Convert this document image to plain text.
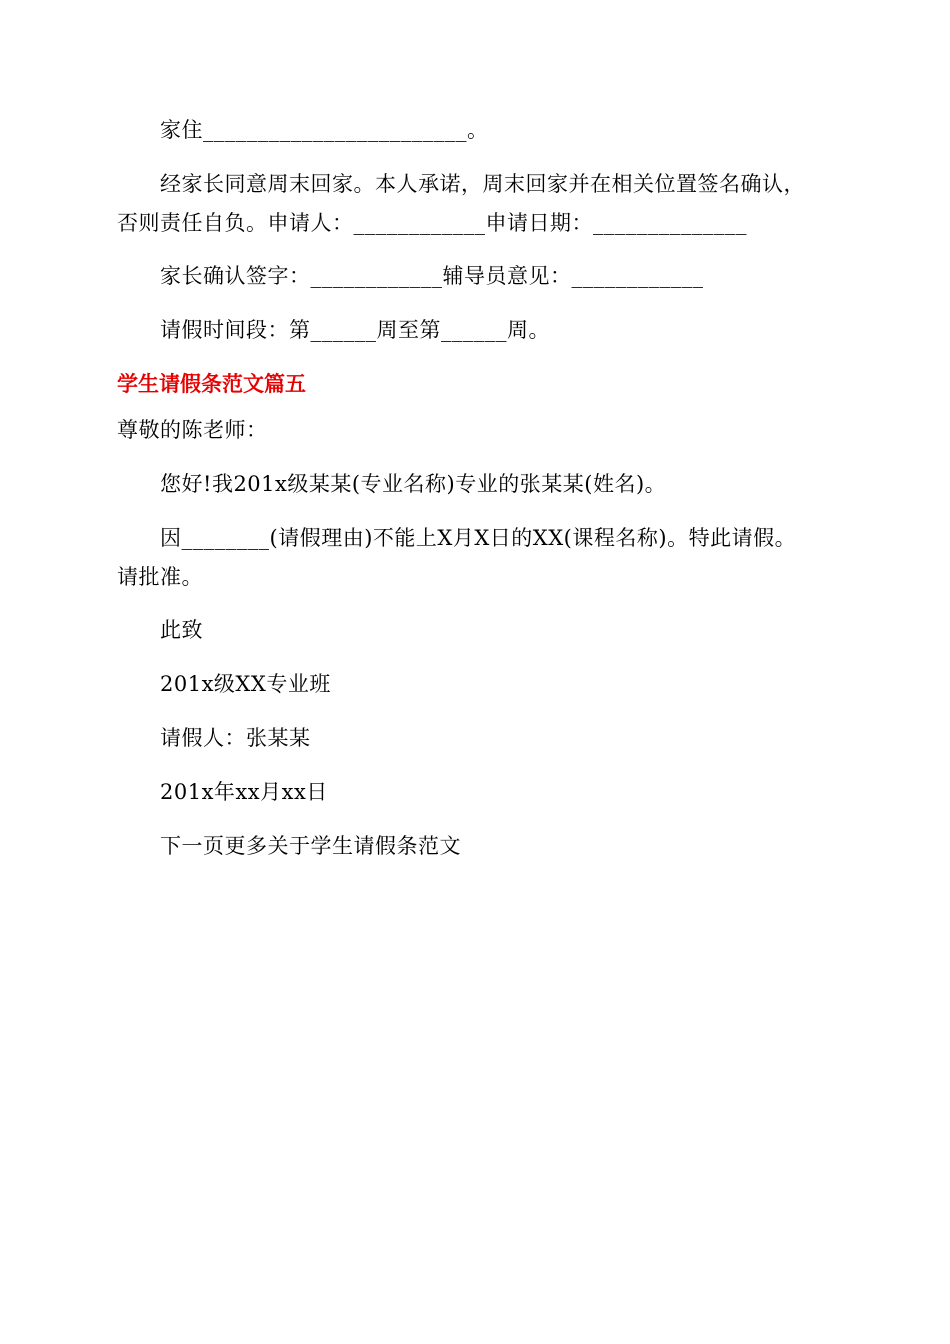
家住________________________。
经家长同意周末回家。本人承诺，周末回家并在相关位置签名确认，
否则责任自负。申请人：____________申请日期：______________
家长确认签字：____________辅导员意见：____________
请假时间段：第______周至第______周。
学生请假条范文篇五
尊敬的陈老师：
您好!我201x级某某(专业名称)专业的张某某(姓名)。
因________(请假理由)不能上X月X日的XX(课程名称)。特此请假。
请批准。
此致
201x级XX专业班
请假人：张某某
201x年xx月xx日
下一页更多关于学生请假条范文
::::
== Given task ==
Each entry must be retyped word for word, with every image omitted.

== Written response ==
Convert this document image to plain text.
家住________________________。
经家长同意周末回家。本人承诺，周末回家并在相关位置签名确认，
否则责任自负。申请人：____________申请日期：______________
家长确认签字：____________辅导员意见：____________
请假时间段：第______周至第______周。
学生请假条范文篇五
尊敬的陈老师：
您好!我201x级某某(专业名称)专业的张某某(姓名)。
因________(请假理由)不能上X月X日的XX(课程名称)。特此请假。
请批准。
此致
201x级XX专业班
请假人：张某某
201x年xx月xx日
下一页更多关于学生请假条范文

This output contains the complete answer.